--- Dataset rows ---
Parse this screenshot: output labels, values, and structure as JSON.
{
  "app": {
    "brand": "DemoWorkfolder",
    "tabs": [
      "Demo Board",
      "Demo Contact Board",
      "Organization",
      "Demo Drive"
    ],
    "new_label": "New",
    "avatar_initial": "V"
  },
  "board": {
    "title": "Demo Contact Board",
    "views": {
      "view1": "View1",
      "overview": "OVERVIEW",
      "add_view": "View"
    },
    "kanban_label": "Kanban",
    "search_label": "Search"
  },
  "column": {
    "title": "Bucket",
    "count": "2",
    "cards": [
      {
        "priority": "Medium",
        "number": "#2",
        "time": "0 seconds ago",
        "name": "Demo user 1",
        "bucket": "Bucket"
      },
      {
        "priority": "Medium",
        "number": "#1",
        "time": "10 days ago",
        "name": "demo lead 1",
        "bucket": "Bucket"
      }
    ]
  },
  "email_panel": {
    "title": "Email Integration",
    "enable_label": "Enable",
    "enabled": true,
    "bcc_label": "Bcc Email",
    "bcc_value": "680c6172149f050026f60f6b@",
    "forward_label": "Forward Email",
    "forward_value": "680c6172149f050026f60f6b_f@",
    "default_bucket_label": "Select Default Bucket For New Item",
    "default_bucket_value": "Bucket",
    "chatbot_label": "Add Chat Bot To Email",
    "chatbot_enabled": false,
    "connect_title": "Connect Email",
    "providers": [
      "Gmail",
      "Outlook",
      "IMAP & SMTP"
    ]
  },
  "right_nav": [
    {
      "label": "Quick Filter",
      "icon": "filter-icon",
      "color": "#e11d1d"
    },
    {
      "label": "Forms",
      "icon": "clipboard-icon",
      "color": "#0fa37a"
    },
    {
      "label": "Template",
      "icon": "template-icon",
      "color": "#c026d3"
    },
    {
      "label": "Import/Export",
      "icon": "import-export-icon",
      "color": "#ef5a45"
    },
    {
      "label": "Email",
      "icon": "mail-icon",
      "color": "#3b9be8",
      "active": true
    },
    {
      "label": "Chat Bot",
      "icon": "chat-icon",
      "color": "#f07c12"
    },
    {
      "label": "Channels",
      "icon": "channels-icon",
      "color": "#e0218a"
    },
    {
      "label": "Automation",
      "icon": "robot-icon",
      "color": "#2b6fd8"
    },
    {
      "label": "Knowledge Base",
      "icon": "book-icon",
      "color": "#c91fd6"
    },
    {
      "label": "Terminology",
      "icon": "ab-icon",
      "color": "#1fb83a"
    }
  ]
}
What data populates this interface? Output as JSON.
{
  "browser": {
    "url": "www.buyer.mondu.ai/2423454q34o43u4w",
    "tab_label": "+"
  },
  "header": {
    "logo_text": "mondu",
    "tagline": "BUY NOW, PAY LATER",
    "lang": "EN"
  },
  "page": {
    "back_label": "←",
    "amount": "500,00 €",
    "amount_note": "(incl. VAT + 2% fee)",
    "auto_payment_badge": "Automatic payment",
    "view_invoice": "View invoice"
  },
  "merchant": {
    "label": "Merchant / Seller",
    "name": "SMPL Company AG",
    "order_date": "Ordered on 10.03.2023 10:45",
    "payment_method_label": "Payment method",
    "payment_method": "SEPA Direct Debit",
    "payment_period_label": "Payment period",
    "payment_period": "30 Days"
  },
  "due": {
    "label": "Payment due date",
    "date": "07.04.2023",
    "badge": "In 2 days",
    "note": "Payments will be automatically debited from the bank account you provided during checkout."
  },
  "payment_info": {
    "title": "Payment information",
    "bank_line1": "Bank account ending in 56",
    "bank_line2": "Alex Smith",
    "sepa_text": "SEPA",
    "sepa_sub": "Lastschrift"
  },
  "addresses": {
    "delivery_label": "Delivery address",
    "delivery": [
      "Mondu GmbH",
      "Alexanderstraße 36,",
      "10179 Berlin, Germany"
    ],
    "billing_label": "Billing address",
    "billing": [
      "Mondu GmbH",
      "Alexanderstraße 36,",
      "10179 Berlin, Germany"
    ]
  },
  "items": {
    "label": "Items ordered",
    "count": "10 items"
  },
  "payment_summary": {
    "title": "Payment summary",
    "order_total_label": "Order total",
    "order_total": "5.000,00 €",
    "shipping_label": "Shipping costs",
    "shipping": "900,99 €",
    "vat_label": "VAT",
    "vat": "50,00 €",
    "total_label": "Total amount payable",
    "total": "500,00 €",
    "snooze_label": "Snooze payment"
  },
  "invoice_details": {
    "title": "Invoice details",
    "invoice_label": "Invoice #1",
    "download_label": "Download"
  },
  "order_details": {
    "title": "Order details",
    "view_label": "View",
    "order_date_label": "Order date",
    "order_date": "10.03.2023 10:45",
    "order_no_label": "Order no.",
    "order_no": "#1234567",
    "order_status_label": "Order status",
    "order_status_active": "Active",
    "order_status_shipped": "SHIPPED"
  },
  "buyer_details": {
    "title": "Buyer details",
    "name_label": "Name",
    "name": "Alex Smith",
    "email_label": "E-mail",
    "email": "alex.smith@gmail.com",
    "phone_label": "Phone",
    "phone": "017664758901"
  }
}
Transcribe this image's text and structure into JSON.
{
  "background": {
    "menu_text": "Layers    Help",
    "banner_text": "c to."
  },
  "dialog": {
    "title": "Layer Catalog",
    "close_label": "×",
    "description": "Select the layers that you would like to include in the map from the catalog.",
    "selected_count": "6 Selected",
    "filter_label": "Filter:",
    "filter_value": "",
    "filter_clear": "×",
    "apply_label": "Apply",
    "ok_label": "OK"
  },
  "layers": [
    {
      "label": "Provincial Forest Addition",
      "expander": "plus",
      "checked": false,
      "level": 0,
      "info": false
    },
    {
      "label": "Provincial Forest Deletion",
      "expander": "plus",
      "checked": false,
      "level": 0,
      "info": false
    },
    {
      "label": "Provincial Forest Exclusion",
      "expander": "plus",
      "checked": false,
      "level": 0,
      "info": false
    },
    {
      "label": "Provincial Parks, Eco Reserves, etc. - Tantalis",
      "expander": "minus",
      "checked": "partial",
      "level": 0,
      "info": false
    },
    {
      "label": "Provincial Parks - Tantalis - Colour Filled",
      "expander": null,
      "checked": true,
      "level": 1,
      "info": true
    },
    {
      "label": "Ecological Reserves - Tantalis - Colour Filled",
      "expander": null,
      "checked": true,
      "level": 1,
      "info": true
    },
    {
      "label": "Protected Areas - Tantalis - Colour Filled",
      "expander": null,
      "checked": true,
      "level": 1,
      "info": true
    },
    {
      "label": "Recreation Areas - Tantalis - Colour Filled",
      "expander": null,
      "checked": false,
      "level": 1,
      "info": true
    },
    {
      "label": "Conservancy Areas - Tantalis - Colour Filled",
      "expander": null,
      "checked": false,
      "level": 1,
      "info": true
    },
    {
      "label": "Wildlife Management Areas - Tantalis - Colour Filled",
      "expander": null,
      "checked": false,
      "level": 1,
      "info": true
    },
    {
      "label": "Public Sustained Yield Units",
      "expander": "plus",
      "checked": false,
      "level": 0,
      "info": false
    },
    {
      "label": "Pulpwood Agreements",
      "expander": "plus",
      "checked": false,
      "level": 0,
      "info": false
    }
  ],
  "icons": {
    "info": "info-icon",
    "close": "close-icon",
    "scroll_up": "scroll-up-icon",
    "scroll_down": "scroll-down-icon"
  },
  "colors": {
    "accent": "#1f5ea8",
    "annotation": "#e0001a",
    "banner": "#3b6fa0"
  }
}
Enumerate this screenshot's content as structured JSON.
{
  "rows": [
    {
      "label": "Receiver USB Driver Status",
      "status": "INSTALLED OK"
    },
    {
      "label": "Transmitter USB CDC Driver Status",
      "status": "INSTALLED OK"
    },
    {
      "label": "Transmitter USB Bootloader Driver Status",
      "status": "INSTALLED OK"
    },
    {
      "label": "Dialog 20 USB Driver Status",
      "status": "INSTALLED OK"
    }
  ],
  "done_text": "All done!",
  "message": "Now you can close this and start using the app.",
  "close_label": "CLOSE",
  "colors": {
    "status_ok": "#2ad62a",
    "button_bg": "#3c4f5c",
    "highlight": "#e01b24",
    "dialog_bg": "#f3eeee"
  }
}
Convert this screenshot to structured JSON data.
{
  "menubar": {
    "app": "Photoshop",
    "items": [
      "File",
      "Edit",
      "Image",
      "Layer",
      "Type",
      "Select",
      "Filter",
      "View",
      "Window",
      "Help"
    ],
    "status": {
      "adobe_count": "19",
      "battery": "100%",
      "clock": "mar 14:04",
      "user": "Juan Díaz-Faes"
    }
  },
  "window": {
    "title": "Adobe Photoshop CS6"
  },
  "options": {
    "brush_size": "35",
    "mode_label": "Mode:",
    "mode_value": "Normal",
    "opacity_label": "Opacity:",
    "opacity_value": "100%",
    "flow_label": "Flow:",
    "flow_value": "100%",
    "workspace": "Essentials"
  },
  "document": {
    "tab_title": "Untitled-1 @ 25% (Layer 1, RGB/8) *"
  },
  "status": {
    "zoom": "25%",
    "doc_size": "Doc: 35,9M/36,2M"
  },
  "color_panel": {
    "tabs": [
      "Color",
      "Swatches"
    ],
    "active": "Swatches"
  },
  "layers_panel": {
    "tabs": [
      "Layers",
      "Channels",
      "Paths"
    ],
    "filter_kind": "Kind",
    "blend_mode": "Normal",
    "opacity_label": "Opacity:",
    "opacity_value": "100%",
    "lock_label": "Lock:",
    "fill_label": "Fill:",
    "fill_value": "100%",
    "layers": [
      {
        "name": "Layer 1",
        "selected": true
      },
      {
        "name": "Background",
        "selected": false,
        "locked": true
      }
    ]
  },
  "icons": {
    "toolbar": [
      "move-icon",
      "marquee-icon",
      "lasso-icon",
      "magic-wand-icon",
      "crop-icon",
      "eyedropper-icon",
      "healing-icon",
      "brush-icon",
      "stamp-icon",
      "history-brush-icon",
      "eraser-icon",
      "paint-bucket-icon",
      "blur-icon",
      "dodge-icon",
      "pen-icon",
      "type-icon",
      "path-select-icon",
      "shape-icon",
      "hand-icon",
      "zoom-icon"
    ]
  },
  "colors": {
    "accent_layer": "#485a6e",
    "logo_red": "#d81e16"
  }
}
---
§ What to do
Give back the lines of the listing from the one with "Convert this screenshot" through the end, both included, exactly as written and with nothing added.

§ Exercise result
Convert this screenshot to structured JSON data.
{
  "menubar": {
    "app": "Photoshop",
    "items": [
      "File",
      "Edit",
      "Image",
      "Layer",
      "Type",
      "Select",
      "Filter",
      "View",
      "Window",
      "Help"
    ],
    "status": {
      "adobe_count": "19",
      "battery": "100%",
      "clock": "mar 14:04",
      "user": "Juan Díaz-Faes"
    }
  },
  "window": {
    "title": "Adobe Photoshop CS6"
  },
  "options": {
    "brush_size": "35",
    "mode_label": "Mode:",
    "mode_value": "Normal",
    "opacity_label": "Opacity:",
    "opacity_value": "100%",
    "flow_label": "Flow:",
    "flow_value": "100%",
    "workspace": "Essentials"
  },
  "document": {
    "tab_title": "Untitled-1 @ 25% (Layer 1, RGB/8) *"
  },
  "status": {
    "zoom": "25%",
    "doc_size": "Doc: 35,9M/36,2M"
  },
  "color_panel": {
    "tabs": [
      "Color",
      "Swatches"
    ],
    "active": "Swatches"
  },
  "layers_panel": {
    "tabs": [
      "Layers",
      "Channels",
      "Paths"
    ],
    "filter_kind": "Kind",
    "blend_mode": "Normal",
    "opacity_label": "Opacity:",
    "opacity_value": "100%",
    "lock_label": "Lock:",
    "fill_label": "Fill:",
    "fill_value": "100%",
    "layers": [
      {
        "name": "Layer 1",
        "selected": true
      },
      {
        "name": "Background",
        "selected": false,
        "locked": true
      }
    ]
  },
  "icons": {
    "toolbar": [
      "move-icon",
      "marquee-icon",
      "lasso-icon",
      "magic-wand-icon",
      "crop-icon",
      "eyedropper-icon",
      "healing-icon",
      "brush-icon",
      "stamp-icon",
      "history-brush-icon",
      "eraser-icon",
      "paint-bucket-icon",
      "blur-icon",
      "dodge-icon",
      "pen-icon",
      "type-icon",
      "path-select-icon",
      "shape-icon",
      "hand-icon",
      "zoom-icon"
    ]
  },
  "colors": {
    "accent_layer": "#485a6e",
    "logo_red": "#d81e16"
  }
}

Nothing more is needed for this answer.